■ Given instruction: Each entry in the listing below should be restated word for word.
-- Provided material start --
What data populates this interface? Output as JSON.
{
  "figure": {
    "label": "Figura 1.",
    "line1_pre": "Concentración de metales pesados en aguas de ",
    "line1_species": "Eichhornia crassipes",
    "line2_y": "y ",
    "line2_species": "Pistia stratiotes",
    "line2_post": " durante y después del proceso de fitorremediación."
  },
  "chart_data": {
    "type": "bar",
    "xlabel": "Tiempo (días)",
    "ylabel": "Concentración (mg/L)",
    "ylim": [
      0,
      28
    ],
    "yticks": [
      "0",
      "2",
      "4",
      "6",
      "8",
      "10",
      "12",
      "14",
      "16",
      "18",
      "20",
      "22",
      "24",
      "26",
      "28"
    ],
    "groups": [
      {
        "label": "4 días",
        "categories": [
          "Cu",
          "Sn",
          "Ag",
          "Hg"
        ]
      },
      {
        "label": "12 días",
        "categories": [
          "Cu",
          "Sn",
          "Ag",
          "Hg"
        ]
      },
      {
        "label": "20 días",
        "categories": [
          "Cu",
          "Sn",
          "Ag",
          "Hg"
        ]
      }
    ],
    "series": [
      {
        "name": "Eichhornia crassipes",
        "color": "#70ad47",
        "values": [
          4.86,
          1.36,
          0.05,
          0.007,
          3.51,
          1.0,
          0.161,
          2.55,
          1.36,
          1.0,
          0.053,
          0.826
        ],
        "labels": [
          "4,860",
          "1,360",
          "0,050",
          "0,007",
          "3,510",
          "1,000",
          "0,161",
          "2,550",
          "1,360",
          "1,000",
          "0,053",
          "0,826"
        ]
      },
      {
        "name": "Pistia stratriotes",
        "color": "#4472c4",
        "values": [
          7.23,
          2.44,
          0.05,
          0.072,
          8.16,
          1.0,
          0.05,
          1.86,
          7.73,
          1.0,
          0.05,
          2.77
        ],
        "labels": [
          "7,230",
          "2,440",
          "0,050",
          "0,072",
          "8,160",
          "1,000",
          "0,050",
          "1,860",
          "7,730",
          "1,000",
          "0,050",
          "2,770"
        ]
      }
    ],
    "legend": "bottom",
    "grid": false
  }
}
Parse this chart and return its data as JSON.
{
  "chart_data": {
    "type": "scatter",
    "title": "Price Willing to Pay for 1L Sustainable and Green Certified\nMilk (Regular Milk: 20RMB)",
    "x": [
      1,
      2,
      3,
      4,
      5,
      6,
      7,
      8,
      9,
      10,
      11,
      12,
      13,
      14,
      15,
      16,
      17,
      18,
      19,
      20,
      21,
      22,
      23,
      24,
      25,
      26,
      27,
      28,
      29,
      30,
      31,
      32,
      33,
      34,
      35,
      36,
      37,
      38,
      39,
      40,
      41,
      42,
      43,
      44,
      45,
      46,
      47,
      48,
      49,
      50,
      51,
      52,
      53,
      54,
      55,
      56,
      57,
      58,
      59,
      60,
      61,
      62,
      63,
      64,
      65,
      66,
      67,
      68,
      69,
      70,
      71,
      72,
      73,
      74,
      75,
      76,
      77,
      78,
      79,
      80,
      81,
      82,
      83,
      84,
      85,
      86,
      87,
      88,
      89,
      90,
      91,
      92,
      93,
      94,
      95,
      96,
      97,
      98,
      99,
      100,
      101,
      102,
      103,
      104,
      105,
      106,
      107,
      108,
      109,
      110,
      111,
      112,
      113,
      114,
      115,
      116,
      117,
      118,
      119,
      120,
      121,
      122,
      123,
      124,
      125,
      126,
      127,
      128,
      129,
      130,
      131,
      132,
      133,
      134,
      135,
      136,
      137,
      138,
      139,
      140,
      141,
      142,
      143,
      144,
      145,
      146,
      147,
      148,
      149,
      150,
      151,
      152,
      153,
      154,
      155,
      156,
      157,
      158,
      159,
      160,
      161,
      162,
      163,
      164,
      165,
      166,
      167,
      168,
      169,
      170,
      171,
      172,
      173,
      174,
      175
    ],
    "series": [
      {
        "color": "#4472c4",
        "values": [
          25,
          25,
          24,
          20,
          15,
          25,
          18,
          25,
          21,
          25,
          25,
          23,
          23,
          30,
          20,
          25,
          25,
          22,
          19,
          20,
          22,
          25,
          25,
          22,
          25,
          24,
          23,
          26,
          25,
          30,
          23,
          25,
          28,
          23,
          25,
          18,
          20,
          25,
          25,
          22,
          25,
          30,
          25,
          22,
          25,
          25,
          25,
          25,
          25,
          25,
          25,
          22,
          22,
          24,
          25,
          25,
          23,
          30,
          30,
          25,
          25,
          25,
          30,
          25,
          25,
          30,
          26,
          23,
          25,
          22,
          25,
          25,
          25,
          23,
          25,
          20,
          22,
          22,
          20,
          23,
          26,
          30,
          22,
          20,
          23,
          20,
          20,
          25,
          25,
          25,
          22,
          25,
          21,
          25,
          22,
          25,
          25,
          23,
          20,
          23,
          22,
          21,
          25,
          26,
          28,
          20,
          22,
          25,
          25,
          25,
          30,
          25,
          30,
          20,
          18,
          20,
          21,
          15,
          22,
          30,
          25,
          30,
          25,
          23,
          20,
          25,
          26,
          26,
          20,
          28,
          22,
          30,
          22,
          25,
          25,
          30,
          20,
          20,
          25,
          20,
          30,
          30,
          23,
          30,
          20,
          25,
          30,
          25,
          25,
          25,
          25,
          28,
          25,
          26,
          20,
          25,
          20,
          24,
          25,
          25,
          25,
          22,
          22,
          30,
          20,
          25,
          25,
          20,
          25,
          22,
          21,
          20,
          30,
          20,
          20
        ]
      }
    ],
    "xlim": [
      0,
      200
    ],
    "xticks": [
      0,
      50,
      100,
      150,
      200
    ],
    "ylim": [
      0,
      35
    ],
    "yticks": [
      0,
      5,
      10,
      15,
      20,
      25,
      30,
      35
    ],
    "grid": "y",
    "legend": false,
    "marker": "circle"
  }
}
-- Provided material end --
■ Output for this exercise:
What data populates this interface? Output as JSON.
{
  "figure": {
    "label": "Figura 1.",
    "line1_pre": "Concentración de metales pesados en aguas de ",
    "line1_species": "Eichhornia crassipes",
    "line2_y": "y ",
    "line2_species": "Pistia stratiotes",
    "line2_post": " durante y después del proceso de fitorremediación."
  },
  "chart_data": {
    "type": "bar",
    "xlabel": "Tiempo (días)",
    "ylabel": "Concentración (mg/L)",
    "ylim": [
      0,
      28
    ],
    "yticks": [
      "0",
      "2",
      "4",
      "6",
      "8",
      "10",
      "12",
      "14",
      "16",
      "18",
      "20",
      "22",
      "24",
      "26",
      "28"
    ],
    "groups": [
      {
        "label": "4 días",
        "categories": [
          "Cu",
          "Sn",
          "Ag",
          "Hg"
        ]
      },
      {
        "label": "12 días",
        "categories": [
          "Cu",
          "Sn",
          "Ag",
          "Hg"
        ]
      },
      {
        "label": "20 días",
        "categories": [
          "Cu",
          "Sn",
          "Ag",
          "Hg"
        ]
      }
    ],
    "series": [
      {
        "name": "Eichhornia crassipes",
        "color": "#70ad47",
        "values": [
          4.86,
          1.36,
          0.05,
          0.007,
          3.51,
          1.0,
          0.161,
          2.55,
          1.36,
          1.0,
          0.053,
          0.826
        ],
        "labels": [
          "4,860",
          "1,360",
          "0,050",
          "0,007",
          "3,510",
          "1,000",
          "0,161",
          "2,550",
          "1,360",
          "1,000",
          "0,053",
          "0,826"
        ]
      },
      {
        "name": "Pistia stratriotes",
        "color": "#4472c4",
        "values": [
          7.23,
          2.44,
          0.05,
          0.072,
          8.16,
          1.0,
          0.05,
          1.86,
          7.73,
          1.0,
          0.05,
          2.77
        ],
        "labels": [
          "7,230",
          "2,440",
          "0,050",
          "0,072",
          "8,160",
          "1,000",
          "0,050",
          "1,860",
          "7,730",
          "1,000",
          "0,050",
          "2,770"
        ]
      }
    ],
    "legend": "bottom",
    "grid": false
  }
}
Parse this chart and return its data as JSON.
{
  "chart_data": {
    "type": "scatter",
    "title": "Price Willing to Pay for 1L Sustainable and Green Certified\nMilk (Regular Milk: 20RMB)",
    "x": [
      1,
      2,
      3,
      4,
      5,
      6,
      7,
      8,
      9,
      10,
      11,
      12,
      13,
      14,
      15,
      16,
      17,
      18,
      19,
      20,
      21,
      22,
      23,
      24,
      25,
      26,
      27,
      28,
      29,
      30,
      31,
      32,
      33,
      34,
      35,
      36,
      37,
      38,
      39,
      40,
      41,
      42,
      43,
      44,
      45,
      46,
      47,
      48,
      49,
      50,
      51,
      52,
      53,
      54,
      55,
      56,
      57,
      58,
      59,
      60,
      61,
      62,
      63,
      64,
      65,
      66,
      67,
      68,
      69,
      70,
      71,
      72,
      73,
      74,
      75,
      76,
      77,
      78,
      79,
      80,
      81,
      82,
      83,
      84,
      85,
      86,
      87,
      88,
      89,
      90,
      91,
      92,
      93,
      94,
      95,
      96,
      97,
      98,
      99,
      100,
      101,
      102,
      103,
      104,
      105,
      106,
      107,
      108,
      109,
      110,
      111,
      112,
      113,
      114,
      115,
      116,
      117,
      118,
      119,
      120,
      121,
      122,
      123,
      124,
      125,
      126,
      127,
      128,
      129,
      130,
      131,
      132,
      133,
      134,
      135,
      136,
      137,
      138,
      139,
      140,
      141,
      142,
      143,
      144,
      145,
      146,
      147,
      148,
      149,
      150,
      151,
      152,
      153,
      154,
      155,
      156,
      157,
      158,
      159,
      160,
      161,
      162,
      163,
      164,
      165,
      166,
      167,
      168,
      169,
      170,
      171,
      172,
      173,
      174,
      175
    ],
    "series": [
      {
        "color": "#4472c4",
        "values": [
          25,
          25,
          24,
          20,
          15,
          25,
          18,
          25,
          21,
          25,
          25,
          23,
          23,
          30,
          20,
          25,
          25,
          22,
          19,
          20,
          22,
          25,
          25,
          22,
          25,
          24,
          23,
          26,
          25,
          30,
          23,
          25,
          28,
          23,
          25,
          18,
          20,
          25,
          25,
          22,
          25,
          30,
          25,
          22,
          25,
          25,
          25,
          25,
          25,
          25,
          25,
          22,
          22,
          24,
          25,
          25,
          23,
          30,
          30,
          25,
          25,
          25,
          30,
          25,
          25,
          30,
          26,
          23,
          25,
          22,
          25,
          25,
          25,
          23,
          25,
          20,
          22,
          22,
          20,
          23,
          26,
          30,
          22,
          20,
          23,
          20,
          20,
          25,
          25,
          25,
          22,
          25,
          21,
          25,
          22,
          25,
          25,
          23,
          20,
          23,
          22,
          21,
          25,
          26,
          28,
          20,
          22,
          25,
          25,
          25,
          30,
          25,
          30,
          20,
          18,
          20,
          21,
          15,
          22,
          30,
          25,
          30,
          25,
          23,
          20,
          25,
          26,
          26,
          20,
          28,
          22,
          30,
          22,
          25,
          25,
          30,
          20,
          20,
          25,
          20,
          30,
          30,
          23,
          30,
          20,
          25,
          30,
          25,
          25,
          25,
          25,
          28,
          25,
          26,
          20,
          25,
          20,
          24,
          25,
          25,
          25,
          22,
          22,
          30,
          20,
          25,
          25,
          20,
          25,
          22,
          21,
          20,
          30,
          20,
          20
        ]
      }
    ],
    "xlim": [
      0,
      200
    ],
    "xticks": [
      0,
      50,
      100,
      150,
      200
    ],
    "ylim": [
      0,
      35
    ],
    "yticks": [
      0,
      5,
      10,
      15,
      20,
      25,
      30,
      35
    ],
    "grid": "y",
    "legend": false,
    "marker": "circle"
  }
}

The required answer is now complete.